## PROVIDED MATERIAL
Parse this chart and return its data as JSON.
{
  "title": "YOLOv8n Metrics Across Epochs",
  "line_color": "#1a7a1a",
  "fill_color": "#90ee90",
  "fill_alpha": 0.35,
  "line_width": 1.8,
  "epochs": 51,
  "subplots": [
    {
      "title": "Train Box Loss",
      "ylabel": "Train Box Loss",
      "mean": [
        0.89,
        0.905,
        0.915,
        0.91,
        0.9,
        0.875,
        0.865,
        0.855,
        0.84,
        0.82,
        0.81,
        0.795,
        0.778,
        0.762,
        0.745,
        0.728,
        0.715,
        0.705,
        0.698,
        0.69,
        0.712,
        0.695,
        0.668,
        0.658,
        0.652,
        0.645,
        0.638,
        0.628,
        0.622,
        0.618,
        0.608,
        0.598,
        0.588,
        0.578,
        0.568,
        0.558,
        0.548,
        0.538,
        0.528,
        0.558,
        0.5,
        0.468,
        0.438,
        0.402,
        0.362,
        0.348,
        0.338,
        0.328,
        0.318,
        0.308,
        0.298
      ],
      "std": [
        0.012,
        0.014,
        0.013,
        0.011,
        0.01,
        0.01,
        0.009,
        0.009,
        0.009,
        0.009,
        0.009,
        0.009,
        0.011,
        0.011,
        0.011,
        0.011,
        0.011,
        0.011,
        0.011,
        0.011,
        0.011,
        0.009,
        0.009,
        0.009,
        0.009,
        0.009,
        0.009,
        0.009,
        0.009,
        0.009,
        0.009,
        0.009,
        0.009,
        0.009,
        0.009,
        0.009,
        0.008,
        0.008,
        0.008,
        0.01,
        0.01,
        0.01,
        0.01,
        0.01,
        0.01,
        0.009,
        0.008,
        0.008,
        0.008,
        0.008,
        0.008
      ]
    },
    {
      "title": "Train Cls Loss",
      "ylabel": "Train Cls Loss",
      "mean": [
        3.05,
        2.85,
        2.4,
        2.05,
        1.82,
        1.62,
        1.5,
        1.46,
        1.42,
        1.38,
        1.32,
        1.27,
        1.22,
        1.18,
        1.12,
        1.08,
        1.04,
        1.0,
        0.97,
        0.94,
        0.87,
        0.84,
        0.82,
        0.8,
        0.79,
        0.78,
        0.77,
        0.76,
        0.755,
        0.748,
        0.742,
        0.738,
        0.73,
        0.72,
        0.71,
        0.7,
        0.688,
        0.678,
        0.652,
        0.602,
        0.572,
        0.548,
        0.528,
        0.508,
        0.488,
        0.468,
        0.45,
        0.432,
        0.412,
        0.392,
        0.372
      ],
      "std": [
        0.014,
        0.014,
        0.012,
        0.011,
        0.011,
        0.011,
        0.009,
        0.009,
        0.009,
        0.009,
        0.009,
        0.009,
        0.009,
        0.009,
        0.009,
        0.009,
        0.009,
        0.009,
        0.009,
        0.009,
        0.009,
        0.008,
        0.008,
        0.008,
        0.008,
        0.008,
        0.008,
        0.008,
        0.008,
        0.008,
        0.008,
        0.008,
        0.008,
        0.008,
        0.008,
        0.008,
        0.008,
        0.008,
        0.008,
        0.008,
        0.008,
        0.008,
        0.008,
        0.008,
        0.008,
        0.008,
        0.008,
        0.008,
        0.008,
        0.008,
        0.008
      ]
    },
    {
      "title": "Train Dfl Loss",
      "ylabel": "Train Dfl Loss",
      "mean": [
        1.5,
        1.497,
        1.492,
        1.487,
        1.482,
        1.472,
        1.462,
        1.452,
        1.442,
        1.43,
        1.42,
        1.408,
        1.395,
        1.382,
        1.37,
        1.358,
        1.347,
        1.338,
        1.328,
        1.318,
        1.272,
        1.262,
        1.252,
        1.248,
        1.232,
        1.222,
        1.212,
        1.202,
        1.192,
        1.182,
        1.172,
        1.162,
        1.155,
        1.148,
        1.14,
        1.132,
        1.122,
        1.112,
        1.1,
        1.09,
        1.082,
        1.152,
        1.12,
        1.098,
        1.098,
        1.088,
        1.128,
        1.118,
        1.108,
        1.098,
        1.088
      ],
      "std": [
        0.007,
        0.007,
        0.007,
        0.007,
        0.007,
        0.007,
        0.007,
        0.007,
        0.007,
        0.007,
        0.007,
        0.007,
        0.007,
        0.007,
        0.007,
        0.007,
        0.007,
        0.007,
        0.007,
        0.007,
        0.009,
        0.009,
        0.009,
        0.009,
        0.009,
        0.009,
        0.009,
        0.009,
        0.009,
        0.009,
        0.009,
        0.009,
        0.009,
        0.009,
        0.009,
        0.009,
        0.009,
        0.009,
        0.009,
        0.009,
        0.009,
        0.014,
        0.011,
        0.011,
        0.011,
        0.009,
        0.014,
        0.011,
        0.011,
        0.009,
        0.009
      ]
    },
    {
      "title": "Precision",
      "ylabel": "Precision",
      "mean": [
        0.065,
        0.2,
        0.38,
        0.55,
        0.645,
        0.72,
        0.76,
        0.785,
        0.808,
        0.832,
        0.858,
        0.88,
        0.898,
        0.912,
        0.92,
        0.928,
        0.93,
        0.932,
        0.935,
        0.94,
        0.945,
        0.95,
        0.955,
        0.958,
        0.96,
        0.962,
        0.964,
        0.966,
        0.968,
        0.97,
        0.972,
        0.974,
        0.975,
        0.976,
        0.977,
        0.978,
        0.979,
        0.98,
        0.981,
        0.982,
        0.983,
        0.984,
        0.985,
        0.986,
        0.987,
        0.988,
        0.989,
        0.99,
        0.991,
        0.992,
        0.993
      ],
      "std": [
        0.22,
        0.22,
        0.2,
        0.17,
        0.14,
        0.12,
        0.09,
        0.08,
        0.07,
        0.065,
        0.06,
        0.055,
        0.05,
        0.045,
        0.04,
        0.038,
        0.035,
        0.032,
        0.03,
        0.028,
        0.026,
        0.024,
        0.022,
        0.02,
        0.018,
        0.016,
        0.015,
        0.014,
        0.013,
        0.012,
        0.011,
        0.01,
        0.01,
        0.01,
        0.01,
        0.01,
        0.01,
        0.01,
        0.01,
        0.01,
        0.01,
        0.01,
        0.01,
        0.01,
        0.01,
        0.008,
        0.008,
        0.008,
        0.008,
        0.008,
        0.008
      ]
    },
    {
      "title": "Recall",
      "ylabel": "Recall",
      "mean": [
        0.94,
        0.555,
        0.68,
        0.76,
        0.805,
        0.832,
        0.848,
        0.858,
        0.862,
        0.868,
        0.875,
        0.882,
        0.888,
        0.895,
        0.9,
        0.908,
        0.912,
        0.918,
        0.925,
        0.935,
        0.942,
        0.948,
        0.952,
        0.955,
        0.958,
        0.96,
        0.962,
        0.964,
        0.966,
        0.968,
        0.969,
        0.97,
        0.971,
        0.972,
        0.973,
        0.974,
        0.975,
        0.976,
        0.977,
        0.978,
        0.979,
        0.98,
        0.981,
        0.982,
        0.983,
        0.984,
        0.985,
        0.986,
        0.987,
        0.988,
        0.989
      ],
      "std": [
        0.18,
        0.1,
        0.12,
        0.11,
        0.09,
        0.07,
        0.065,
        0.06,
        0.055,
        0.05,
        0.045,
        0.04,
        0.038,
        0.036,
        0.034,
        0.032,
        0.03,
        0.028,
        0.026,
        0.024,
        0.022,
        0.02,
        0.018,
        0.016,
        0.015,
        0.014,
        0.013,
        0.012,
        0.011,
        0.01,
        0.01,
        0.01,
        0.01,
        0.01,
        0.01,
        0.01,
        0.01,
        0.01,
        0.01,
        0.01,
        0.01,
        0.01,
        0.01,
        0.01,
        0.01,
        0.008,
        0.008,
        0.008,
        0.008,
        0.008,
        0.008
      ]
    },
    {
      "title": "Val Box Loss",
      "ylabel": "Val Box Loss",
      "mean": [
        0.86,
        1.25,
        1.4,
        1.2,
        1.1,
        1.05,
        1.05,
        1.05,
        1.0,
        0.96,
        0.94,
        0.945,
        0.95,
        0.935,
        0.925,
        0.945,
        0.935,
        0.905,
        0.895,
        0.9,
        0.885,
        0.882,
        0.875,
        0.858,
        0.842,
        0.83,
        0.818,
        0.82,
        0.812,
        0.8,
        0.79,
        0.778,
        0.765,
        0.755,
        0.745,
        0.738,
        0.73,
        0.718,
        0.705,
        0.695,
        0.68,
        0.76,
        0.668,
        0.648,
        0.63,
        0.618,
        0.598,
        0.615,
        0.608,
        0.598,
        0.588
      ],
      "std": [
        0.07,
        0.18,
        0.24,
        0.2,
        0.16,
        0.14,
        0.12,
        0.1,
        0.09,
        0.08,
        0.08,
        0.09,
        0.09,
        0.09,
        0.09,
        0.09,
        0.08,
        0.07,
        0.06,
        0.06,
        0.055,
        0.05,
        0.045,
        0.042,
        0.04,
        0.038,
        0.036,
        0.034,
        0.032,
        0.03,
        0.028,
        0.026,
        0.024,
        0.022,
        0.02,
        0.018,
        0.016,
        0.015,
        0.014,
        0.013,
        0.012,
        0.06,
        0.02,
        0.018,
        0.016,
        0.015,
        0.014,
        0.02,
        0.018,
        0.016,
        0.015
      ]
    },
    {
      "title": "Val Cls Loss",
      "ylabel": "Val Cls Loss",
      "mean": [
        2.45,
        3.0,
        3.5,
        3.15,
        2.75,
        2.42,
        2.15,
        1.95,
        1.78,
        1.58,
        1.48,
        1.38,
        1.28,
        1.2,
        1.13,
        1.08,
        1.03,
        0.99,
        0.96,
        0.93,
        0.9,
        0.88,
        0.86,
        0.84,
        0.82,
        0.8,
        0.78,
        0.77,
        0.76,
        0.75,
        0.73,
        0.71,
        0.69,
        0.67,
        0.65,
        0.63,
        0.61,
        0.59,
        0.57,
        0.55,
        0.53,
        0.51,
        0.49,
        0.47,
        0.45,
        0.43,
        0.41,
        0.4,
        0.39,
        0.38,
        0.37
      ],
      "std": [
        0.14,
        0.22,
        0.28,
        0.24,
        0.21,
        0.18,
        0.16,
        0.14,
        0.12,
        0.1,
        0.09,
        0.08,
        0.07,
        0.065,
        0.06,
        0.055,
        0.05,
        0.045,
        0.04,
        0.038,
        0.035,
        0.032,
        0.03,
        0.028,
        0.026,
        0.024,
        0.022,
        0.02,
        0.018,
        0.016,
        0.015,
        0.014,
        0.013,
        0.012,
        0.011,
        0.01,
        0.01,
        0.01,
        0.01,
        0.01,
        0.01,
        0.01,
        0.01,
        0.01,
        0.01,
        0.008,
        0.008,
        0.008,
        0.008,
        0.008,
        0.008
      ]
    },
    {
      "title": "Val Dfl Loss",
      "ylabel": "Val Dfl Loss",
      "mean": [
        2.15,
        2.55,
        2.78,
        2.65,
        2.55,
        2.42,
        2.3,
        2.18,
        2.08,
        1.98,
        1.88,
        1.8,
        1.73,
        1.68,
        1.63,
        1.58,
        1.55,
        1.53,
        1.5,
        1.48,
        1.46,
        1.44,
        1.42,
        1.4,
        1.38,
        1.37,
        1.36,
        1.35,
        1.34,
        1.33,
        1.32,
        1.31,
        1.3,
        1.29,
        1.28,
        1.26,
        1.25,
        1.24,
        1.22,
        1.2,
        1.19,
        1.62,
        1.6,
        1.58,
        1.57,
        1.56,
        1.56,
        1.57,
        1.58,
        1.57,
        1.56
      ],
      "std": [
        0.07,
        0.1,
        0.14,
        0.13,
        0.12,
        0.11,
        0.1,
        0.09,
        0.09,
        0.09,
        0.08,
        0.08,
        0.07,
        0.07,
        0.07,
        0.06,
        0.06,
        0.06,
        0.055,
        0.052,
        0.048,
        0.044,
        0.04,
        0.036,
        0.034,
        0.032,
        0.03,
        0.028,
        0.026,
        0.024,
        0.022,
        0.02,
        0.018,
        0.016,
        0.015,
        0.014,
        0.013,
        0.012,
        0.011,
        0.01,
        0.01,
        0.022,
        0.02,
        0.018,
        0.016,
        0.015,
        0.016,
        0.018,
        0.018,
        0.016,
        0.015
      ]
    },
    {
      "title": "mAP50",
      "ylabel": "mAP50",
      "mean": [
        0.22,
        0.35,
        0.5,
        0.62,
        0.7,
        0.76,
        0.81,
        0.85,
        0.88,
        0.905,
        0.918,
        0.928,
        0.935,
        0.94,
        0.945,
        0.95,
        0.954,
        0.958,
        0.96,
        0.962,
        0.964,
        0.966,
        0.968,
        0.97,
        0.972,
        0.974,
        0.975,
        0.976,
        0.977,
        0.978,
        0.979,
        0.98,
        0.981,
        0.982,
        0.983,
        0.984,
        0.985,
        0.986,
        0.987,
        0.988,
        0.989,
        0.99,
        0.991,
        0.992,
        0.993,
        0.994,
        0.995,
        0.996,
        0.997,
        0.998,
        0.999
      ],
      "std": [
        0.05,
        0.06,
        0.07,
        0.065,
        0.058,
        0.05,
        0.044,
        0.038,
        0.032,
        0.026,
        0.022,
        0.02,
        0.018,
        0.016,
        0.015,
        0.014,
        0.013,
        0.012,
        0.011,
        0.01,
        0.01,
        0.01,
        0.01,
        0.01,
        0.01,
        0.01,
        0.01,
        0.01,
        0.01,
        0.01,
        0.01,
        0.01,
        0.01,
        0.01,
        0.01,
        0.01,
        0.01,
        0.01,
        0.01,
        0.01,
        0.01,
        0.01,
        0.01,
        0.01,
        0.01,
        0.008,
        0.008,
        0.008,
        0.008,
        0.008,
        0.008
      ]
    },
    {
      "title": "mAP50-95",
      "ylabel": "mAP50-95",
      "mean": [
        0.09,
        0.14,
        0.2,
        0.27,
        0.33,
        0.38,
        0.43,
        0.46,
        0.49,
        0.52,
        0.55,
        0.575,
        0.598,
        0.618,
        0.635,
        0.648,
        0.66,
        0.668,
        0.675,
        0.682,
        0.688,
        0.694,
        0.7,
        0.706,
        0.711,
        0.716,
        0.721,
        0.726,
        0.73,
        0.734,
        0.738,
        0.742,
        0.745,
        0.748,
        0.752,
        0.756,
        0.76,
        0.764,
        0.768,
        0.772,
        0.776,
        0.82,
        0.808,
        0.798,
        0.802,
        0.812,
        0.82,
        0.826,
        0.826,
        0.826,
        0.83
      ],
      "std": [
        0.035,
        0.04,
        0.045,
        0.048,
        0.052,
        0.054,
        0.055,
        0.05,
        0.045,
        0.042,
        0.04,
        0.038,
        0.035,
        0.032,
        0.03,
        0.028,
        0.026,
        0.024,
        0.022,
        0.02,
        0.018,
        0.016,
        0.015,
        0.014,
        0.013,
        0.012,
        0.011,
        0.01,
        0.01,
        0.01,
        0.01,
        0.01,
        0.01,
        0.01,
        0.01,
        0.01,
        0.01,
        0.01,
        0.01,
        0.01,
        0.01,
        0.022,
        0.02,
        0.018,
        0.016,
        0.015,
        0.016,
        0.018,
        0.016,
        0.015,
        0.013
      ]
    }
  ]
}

## DIRECTION
Check each line above for the word "ylabel", and copy the lines where it appears.

## ANSWER
      "ylabel": "Train Box Loss",
      "ylabel": "Train Cls Loss",
      "ylabel": "Train Dfl Loss",
      "ylabel": "Precision",
      "ylabel": "Recall",
      "ylabel": "Val Box Loss",
      "ylabel": "Val Cls Loss",
      "ylabel": "Val Dfl Loss",
      "ylabel": "mAP50",
      "ylabel": "mAP50-95",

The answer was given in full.